§ Work instructions:
Could you give the data below again, exactly and completely?

[Data items]
════

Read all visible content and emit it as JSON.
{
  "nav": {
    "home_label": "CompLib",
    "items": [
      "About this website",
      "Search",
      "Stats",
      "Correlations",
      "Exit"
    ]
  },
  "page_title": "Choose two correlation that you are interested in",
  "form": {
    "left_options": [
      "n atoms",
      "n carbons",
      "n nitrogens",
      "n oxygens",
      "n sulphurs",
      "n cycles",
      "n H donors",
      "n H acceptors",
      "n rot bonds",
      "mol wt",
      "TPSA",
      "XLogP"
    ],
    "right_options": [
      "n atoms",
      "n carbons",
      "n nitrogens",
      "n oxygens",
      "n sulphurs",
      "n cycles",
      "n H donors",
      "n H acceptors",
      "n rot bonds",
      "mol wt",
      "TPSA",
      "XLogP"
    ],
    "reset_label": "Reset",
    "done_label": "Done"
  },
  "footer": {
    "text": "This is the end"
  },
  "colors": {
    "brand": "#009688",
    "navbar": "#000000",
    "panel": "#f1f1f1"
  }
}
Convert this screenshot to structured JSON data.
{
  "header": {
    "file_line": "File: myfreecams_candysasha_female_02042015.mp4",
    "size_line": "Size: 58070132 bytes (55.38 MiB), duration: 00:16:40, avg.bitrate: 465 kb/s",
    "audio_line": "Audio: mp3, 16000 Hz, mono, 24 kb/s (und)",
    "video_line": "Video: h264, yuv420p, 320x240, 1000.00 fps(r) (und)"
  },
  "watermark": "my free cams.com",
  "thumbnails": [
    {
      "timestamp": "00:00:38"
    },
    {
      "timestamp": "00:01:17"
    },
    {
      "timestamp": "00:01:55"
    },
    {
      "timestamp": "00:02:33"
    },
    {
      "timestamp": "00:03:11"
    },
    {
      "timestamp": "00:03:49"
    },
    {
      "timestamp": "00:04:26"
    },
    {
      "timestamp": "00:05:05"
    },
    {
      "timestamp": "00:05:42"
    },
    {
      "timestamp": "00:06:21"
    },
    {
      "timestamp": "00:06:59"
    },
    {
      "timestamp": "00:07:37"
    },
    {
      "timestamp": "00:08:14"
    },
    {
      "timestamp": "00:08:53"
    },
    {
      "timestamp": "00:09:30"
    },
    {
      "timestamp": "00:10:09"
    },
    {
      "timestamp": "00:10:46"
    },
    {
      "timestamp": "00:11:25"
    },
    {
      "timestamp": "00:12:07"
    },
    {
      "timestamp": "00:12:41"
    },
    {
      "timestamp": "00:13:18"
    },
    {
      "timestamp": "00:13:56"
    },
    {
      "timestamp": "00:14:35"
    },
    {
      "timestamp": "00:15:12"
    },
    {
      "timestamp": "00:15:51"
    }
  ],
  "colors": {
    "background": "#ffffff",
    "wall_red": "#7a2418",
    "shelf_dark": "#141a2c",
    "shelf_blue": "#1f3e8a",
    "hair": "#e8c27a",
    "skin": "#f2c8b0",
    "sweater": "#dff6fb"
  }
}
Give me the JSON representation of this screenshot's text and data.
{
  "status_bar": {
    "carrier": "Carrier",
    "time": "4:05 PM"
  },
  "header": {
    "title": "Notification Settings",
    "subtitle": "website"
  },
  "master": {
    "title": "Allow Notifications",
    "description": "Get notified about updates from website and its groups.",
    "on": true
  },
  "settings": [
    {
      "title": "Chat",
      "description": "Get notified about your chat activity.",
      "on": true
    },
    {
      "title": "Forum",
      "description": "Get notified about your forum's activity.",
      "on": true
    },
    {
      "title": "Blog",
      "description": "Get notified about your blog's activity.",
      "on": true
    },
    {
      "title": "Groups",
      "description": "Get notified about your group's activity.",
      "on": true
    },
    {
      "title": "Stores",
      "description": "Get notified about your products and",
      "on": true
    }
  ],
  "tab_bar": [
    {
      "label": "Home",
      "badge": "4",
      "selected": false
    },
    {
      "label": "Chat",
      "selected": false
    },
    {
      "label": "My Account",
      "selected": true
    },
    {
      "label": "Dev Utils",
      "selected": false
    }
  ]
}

════

§ Task result:
Read all visible content and emit it as JSON.
{
  "nav": {
    "home_label": "CompLib",
    "items": [
      "About this website",
      "Search",
      "Stats",
      "Correlations",
      "Exit"
    ]
  },
  "page_title": "Choose two correlation that you are interested in",
  "form": {
    "left_options": [
      "n atoms",
      "n carbons",
      "n nitrogens",
      "n oxygens",
      "n sulphurs",
      "n cycles",
      "n H donors",
      "n H acceptors",
      "n rot bonds",
      "mol wt",
      "TPSA",
      "XLogP"
    ],
    "right_options": [
      "n atoms",
      "n carbons",
      "n nitrogens",
      "n oxygens",
      "n sulphurs",
      "n cycles",
      "n H donors",
      "n H acceptors",
      "n rot bonds",
      "mol wt",
      "TPSA",
      "XLogP"
    ],
    "reset_label": "Reset",
    "done_label": "Done"
  },
  "footer": {
    "text": "This is the end"
  },
  "colors": {
    "brand": "#009688",
    "navbar": "#000000",
    "panel": "#f1f1f1"
  }
}
Convert this screenshot to structured JSON data.
{
  "header": {
    "file_line": "File: myfreecams_candysasha_female_02042015.mp4",
    "size_line": "Size: 58070132 bytes (55.38 MiB), duration: 00:16:40, avg.bitrate: 465 kb/s",
    "audio_line": "Audio: mp3, 16000 Hz, mono, 24 kb/s (und)",
    "video_line": "Video: h264, yuv420p, 320x240, 1000.00 fps(r) (und)"
  },
  "watermark": "my free cams.com",
  "thumbnails": [
    {
      "timestamp": "00:00:38"
    },
    {
      "timestamp": "00:01:17"
    },
    {
      "timestamp": "00:01:55"
    },
    {
      "timestamp": "00:02:33"
    },
    {
      "timestamp": "00:03:11"
    },
    {
      "timestamp": "00:03:49"
    },
    {
      "timestamp": "00:04:26"
    },
    {
      "timestamp": "00:05:05"
    },
    {
      "timestamp": "00:05:42"
    },
    {
      "timestamp": "00:06:21"
    },
    {
      "timestamp": "00:06:59"
    },
    {
      "timestamp": "00:07:37"
    },
    {
      "timestamp": "00:08:14"
    },
    {
      "timestamp": "00:08:53"
    },
    {
      "timestamp": "00:09:30"
    },
    {
      "timestamp": "00:10:09"
    },
    {
      "timestamp": "00:10:46"
    },
    {
      "timestamp": "00:11:25"
    },
    {
      "timestamp": "00:12:07"
    },
    {
      "timestamp": "00:12:41"
    },
    {
      "timestamp": "00:13:18"
    },
    {
      "timestamp": "00:13:56"
    },
    {
      "timestamp": "00:14:35"
    },
    {
      "timestamp": "00:15:12"
    },
    {
      "timestamp": "00:15:51"
    }
  ],
  "colors": {
    "background": "#ffffff",
    "wall_red": "#7a2418",
    "shelf_dark": "#141a2c",
    "shelf_blue": "#1f3e8a",
    "hair": "#e8c27a",
    "skin": "#f2c8b0",
    "sweater": "#dff6fb"
  }
}
Give me the JSON representation of this screenshot's text and data.
{
  "status_bar": {
    "carrier": "Carrier",
    "time": "4:05 PM"
  },
  "header": {
    "title": "Notification Settings",
    "subtitle": "website"
  },
  "master": {
    "title": "Allow Notifications",
    "description": "Get notified about updates from website and its groups.",
    "on": true
  },
  "settings": [
    {
      "title": "Chat",
      "description": "Get notified about your chat activity.",
      "on": true
    },
    {
      "title": "Forum",
      "description": "Get notified about your forum's activity.",
      "on": true
    },
    {
      "title": "Blog",
      "description": "Get notified about your blog's activity.",
      "on": true
    },
    {
      "title": "Groups",
      "description": "Get notified about your group's activity.",
      "on": true
    },
    {
      "title": "Stores",
      "description": "Get notified about your products and",
      "on": true
    }
  ],
  "tab_bar": [
    {
      "label": "Home",
      "badge": "4",
      "selected": false
    },
    {
      "label": "Chat",
      "selected": false
    },
    {
      "label": "My Account",
      "selected": true
    },
    {
      "label": "Dev Utils",
      "selected": false
    }
  ]
}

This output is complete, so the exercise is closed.